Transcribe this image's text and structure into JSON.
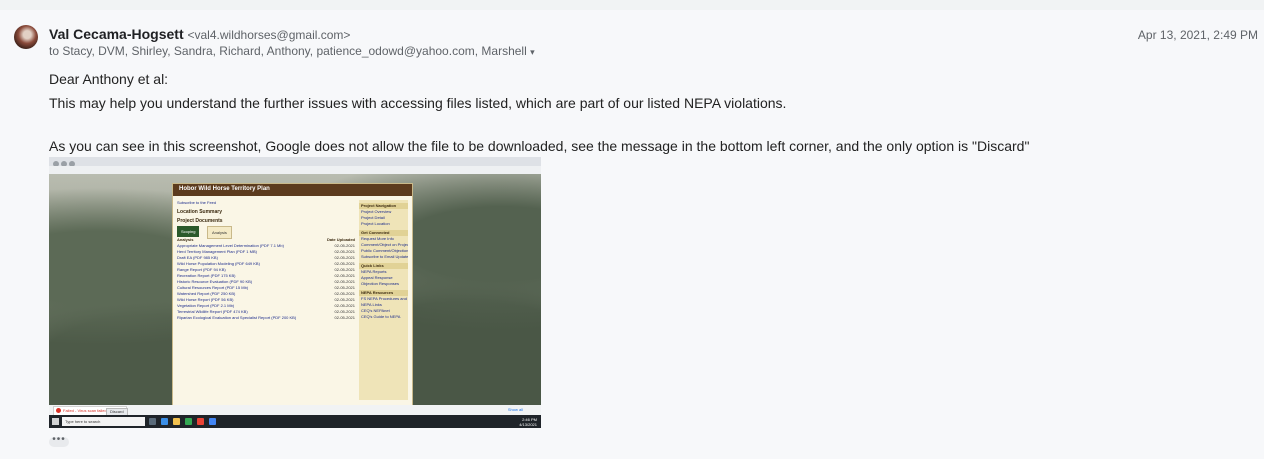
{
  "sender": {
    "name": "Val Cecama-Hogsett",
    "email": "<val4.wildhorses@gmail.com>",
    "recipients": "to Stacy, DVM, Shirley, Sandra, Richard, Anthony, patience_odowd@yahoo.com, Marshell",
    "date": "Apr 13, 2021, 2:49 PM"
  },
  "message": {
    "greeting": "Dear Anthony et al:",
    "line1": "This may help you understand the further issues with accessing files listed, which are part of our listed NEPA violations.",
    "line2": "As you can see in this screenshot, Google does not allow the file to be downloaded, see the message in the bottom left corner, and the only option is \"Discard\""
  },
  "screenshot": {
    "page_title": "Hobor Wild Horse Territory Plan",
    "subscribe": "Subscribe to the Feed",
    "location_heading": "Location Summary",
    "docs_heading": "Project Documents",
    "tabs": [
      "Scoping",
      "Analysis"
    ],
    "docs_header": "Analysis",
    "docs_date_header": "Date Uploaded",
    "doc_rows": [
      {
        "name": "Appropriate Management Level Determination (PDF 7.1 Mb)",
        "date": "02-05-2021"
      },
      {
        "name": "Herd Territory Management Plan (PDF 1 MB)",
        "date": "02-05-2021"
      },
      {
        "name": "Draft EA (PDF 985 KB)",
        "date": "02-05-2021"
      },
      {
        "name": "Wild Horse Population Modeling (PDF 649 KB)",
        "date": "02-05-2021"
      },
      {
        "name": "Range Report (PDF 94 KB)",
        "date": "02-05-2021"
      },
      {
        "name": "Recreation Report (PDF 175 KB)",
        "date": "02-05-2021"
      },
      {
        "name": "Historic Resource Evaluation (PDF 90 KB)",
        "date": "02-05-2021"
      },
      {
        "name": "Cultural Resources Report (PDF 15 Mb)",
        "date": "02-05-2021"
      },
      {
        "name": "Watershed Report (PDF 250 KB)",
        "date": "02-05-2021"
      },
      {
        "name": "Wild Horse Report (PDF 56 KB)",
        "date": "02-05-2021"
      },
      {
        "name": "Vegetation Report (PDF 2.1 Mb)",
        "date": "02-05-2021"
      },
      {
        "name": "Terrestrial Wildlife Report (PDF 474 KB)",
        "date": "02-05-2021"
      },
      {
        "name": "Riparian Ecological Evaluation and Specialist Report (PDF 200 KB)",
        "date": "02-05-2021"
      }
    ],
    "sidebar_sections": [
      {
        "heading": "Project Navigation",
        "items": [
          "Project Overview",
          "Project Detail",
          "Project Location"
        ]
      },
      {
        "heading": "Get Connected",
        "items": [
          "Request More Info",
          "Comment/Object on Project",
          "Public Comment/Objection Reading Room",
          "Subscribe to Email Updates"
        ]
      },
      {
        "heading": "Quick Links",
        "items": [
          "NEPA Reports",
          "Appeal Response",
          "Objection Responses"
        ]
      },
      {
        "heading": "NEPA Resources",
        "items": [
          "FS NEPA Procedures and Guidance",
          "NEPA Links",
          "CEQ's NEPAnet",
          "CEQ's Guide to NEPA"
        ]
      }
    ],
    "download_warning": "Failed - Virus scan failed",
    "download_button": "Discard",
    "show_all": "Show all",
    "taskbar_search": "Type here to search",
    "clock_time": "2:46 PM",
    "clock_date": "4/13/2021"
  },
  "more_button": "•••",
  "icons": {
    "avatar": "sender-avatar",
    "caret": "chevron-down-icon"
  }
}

_ _ _

Images in the records should not be copied. Repeat all the rest exactly.

• _TASK ANSWER_:
Transcribe this image's text and structure into JSON.
{
  "sender": {
    "name": "Val Cecama-Hogsett",
    "email": "<val4.wildhorses@gmail.com>",
    "recipients": "to Stacy, DVM, Shirley, Sandra, Richard, Anthony, patience_odowd@yahoo.com, Marshell",
    "date": "Apr 13, 2021, 2:49 PM"
  },
  "message": {
    "greeting": "Dear Anthony et al:",
    "line1": "This may help you understand the further issues with accessing files listed, which are part of our listed NEPA violations.",
    "line2": "As you can see in this screenshot, Google does not allow the file to be downloaded, see the message in the bottom left corner, and the only option is \"Discard\""
  },
  "screenshot": {
    "page_title": "Hobor Wild Horse Territory Plan",
    "subscribe": "Subscribe to the Feed",
    "location_heading": "Location Summary",
    "docs_heading": "Project Documents",
    "tabs": [
      "Scoping",
      "Analysis"
    ],
    "docs_header": "Analysis",
    "docs_date_header": "Date Uploaded",
    "doc_rows": [
      {
        "name": "Appropriate Management Level Determination (PDF 7.1 Mb)",
        "date": "02-05-2021"
      },
      {
        "name": "Herd Territory Management Plan (PDF 1 MB)",
        "date": "02-05-2021"
      },
      {
        "name": "Draft EA (PDF 985 KB)",
        "date": "02-05-2021"
      },
      {
        "name": "Wild Horse Population Modeling (PDF 649 KB)",
        "date": "02-05-2021"
      },
      {
        "name": "Range Report (PDF 94 KB)",
        "date": "02-05-2021"
      },
      {
        "name": "Recreation Report (PDF 175 KB)",
        "date": "02-05-2021"
      },
      {
        "name": "Historic Resource Evaluation (PDF 90 KB)",
        "date": "02-05-2021"
      },
      {
        "name": "Cultural Resources Report (PDF 15 Mb)",
        "date": "02-05-2021"
      },
      {
        "name": "Watershed Report (PDF 250 KB)",
        "date": "02-05-2021"
      },
      {
        "name": "Wild Horse Report (PDF 56 KB)",
        "date": "02-05-2021"
      },
      {
        "name": "Vegetation Report (PDF 2.1 Mb)",
        "date": "02-05-2021"
      },
      {
        "name": "Terrestrial Wildlife Report (PDF 474 KB)",
        "date": "02-05-2021"
      },
      {
        "name": "Riparian Ecological Evaluation and Specialist Report (PDF 200 KB)",
        "date": "02-05-2021"
      }
    ],
    "sidebar_sections": [
      {
        "heading": "Project Navigation",
        "items": [
          "Project Overview",
          "Project Detail",
          "Project Location"
        ]
      },
      {
        "heading": "Get Connected",
        "items": [
          "Request More Info",
          "Comment/Object on Project",
          "Public Comment/Objection Reading Room",
          "Subscribe to Email Updates"
        ]
      },
      {
        "heading": "Quick Links",
        "items": [
          "NEPA Reports",
          "Appeal Response",
          "Objection Responses"
        ]
      },
      {
        "heading": "NEPA Resources",
        "items": [
          "FS NEPA Procedures and Guidance",
          "NEPA Links",
          "CEQ's NEPAnet",
          "CEQ's Guide to NEPA"
        ]
      }
    ],
    "download_warning": "Failed - Virus scan failed",
    "download_button": "Discard",
    "show_all": "Show all",
    "taskbar_search": "Type here to search",
    "clock_time": "2:46 PM",
    "clock_date": "4/13/2021"
  },
  "more_button": "•••",
  "icons": {
    "avatar": "sender-avatar",
    "caret": "chevron-down-icon"
  }
}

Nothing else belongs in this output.